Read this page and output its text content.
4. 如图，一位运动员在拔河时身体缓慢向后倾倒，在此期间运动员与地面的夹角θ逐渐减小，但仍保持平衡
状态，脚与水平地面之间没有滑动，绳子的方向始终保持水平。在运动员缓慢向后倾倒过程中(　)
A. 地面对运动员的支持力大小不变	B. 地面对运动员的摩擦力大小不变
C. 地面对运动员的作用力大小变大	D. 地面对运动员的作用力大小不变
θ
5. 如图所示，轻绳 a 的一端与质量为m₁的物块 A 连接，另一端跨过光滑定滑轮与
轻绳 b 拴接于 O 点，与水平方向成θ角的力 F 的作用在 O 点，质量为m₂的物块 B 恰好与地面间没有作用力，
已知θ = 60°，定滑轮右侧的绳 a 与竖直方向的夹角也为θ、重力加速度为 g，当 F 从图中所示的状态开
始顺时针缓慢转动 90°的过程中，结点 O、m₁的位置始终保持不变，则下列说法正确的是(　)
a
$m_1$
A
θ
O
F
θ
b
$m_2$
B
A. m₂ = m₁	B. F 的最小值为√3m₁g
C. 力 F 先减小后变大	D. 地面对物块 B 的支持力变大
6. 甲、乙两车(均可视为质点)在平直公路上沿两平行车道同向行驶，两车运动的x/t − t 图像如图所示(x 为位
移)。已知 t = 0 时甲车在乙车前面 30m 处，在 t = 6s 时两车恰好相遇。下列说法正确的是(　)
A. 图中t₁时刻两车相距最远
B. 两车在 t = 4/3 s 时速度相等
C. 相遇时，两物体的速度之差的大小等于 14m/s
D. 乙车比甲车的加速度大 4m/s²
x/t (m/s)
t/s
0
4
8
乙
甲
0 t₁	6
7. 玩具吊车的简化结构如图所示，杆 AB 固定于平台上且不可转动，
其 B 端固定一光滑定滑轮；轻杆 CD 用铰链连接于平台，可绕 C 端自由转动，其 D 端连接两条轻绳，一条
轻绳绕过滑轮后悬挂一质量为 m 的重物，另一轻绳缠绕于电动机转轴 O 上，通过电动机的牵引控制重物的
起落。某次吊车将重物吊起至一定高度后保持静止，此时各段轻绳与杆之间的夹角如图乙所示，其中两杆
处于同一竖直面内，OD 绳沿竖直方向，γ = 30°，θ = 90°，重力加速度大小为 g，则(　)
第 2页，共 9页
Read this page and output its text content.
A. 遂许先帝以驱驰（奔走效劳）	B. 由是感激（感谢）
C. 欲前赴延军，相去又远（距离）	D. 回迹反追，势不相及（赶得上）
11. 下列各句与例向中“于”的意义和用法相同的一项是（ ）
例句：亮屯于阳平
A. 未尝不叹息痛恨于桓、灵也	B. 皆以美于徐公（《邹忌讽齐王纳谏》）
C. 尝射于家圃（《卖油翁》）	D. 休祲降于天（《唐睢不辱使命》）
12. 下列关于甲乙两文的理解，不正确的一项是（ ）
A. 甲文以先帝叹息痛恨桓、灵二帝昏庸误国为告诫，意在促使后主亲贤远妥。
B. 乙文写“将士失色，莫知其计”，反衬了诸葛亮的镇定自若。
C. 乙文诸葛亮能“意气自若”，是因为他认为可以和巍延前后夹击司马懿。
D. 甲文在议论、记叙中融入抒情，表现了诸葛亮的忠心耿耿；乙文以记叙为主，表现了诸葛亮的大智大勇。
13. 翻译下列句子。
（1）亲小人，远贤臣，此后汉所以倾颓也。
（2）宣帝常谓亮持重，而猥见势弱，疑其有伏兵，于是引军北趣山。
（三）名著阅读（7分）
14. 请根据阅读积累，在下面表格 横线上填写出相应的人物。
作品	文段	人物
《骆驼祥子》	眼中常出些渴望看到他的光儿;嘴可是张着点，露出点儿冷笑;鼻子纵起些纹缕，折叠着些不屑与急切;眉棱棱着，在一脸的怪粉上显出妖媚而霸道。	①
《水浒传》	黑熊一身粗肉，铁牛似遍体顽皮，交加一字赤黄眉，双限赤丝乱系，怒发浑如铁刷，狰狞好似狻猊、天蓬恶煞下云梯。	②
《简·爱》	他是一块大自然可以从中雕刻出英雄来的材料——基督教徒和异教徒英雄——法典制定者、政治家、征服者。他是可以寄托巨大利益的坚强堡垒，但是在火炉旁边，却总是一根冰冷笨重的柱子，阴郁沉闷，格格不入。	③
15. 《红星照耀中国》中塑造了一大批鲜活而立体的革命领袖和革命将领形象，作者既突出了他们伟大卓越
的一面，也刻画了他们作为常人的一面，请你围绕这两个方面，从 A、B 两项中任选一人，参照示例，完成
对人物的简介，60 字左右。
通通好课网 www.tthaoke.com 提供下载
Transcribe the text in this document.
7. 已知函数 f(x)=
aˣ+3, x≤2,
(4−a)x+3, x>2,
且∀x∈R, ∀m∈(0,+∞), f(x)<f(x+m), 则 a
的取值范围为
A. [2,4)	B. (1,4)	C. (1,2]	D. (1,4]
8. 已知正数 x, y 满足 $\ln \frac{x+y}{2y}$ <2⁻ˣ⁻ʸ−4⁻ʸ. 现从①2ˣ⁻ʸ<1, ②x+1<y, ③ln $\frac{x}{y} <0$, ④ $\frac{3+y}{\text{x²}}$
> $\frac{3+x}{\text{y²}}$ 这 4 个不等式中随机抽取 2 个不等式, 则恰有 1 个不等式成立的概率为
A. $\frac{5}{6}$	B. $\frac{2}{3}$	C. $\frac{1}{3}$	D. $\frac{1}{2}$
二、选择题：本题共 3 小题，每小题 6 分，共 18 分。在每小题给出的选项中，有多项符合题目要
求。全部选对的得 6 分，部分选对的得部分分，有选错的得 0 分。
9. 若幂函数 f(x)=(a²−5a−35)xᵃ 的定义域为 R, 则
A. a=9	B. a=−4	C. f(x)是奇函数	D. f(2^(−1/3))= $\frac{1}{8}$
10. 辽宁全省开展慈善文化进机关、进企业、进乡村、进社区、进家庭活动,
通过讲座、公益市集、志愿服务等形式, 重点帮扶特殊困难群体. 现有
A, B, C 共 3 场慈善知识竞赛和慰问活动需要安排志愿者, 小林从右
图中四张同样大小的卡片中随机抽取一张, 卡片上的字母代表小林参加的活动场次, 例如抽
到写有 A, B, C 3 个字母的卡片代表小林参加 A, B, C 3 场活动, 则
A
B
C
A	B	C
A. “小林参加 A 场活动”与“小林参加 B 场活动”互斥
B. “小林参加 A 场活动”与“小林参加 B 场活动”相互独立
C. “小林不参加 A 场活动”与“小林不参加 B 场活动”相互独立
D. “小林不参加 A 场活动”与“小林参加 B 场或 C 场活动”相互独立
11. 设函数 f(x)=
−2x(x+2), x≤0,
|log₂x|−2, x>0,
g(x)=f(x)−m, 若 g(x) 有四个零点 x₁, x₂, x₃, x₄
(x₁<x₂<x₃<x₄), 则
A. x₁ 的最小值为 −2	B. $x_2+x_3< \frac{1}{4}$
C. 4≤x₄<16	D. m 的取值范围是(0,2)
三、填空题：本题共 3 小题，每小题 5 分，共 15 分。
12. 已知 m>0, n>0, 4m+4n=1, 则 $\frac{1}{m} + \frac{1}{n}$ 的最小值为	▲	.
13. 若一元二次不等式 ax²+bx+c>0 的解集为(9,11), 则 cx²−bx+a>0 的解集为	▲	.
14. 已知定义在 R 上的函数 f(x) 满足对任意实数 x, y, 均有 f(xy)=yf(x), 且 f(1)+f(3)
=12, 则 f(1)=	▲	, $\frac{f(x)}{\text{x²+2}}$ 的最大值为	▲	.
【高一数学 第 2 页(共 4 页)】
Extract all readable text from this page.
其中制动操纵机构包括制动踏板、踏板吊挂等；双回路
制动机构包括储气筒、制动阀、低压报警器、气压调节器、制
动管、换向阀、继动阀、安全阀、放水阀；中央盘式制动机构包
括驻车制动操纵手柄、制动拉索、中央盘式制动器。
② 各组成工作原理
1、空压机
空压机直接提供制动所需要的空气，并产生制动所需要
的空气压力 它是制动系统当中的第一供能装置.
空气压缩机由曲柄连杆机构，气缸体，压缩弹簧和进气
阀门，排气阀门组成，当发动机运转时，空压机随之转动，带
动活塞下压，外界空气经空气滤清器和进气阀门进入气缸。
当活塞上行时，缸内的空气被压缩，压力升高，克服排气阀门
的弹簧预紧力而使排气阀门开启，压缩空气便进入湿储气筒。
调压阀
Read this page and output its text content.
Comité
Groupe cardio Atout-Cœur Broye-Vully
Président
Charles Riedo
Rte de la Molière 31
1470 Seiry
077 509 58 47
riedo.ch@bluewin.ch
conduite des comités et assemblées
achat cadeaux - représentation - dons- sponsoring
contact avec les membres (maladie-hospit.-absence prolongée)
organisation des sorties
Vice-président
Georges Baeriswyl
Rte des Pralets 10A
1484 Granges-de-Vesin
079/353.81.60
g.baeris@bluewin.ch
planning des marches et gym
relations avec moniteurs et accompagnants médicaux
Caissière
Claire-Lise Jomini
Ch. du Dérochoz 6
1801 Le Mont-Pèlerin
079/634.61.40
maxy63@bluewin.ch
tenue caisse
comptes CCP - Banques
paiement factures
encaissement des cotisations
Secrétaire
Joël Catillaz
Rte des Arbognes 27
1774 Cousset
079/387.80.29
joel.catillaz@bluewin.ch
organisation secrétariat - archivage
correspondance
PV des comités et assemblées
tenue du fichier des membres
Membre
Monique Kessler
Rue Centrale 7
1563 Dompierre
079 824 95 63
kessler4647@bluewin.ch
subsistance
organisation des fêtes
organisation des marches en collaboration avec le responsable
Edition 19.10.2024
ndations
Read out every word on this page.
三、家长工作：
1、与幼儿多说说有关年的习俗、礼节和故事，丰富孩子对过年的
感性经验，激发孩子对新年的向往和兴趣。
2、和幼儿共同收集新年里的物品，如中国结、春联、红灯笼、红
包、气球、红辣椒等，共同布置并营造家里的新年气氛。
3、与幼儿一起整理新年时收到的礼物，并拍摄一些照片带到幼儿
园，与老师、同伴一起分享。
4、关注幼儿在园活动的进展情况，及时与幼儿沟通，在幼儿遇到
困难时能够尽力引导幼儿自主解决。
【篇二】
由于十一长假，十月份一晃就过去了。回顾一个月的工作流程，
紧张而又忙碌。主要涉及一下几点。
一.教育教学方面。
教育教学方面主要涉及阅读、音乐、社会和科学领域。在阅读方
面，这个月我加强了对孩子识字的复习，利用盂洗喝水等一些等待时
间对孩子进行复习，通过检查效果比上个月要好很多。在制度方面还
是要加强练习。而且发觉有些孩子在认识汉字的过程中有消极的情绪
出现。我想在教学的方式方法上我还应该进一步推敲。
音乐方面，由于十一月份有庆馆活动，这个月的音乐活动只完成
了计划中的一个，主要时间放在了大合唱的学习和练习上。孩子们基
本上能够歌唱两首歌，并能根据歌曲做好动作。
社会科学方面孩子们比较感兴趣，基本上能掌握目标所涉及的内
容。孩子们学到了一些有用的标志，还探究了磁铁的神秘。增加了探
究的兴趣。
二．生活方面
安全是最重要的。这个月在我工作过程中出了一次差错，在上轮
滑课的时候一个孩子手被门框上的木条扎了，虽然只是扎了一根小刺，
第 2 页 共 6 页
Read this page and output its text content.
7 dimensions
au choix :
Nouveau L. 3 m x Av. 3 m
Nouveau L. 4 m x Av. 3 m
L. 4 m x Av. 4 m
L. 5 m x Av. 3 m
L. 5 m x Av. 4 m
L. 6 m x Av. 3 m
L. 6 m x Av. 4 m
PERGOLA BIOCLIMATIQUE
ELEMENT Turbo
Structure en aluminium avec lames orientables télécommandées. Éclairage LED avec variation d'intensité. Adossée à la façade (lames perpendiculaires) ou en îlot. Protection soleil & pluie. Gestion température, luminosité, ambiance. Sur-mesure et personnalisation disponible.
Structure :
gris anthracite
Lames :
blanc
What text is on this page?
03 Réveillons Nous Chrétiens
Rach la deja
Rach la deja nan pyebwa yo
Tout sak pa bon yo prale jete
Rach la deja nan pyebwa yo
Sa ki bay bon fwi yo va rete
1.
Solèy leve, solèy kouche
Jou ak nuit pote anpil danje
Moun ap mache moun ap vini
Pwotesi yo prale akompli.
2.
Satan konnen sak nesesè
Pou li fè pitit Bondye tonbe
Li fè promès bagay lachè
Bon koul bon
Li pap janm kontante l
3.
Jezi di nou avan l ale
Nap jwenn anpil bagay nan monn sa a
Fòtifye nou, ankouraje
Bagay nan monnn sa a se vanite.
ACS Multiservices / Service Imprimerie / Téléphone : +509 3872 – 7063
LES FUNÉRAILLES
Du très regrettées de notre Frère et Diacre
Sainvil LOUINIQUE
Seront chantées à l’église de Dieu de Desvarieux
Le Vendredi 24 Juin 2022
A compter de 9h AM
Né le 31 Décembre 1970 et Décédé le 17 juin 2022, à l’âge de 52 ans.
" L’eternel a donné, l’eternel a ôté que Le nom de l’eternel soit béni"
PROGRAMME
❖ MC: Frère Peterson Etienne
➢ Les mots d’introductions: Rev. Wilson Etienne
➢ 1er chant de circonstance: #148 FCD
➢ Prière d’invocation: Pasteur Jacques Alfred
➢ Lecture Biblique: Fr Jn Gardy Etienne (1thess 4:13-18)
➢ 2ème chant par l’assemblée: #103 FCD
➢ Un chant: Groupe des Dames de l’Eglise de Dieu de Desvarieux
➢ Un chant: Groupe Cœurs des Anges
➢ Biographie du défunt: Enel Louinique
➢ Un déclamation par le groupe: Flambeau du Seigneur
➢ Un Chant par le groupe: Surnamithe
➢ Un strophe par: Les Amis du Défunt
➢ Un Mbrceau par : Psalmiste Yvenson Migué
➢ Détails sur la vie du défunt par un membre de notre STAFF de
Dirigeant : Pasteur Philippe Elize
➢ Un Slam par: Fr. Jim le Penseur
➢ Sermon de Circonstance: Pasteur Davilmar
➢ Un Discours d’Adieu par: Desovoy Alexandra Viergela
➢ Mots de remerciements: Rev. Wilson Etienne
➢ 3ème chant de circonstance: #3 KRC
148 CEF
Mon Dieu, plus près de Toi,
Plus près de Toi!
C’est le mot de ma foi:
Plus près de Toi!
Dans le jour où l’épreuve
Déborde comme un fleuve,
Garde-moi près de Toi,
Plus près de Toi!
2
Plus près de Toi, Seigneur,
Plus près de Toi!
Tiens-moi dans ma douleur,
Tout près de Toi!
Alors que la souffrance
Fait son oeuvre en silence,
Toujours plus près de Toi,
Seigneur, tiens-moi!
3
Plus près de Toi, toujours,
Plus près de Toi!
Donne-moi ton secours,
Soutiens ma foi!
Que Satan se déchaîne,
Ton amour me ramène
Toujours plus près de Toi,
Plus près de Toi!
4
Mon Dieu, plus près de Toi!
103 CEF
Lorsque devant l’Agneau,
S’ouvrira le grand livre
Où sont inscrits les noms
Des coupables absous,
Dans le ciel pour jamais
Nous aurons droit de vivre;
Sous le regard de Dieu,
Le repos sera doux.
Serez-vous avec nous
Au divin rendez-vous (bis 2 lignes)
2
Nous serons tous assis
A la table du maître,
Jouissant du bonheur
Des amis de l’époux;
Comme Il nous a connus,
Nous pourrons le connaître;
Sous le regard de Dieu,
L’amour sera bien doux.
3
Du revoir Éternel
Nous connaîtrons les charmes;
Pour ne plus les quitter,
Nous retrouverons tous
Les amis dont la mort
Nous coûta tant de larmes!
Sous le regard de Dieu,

==========

:: SET TASK ::
Say how many lines above hold the word "notre", giving only the count.

:: THE RESPONSE ::
2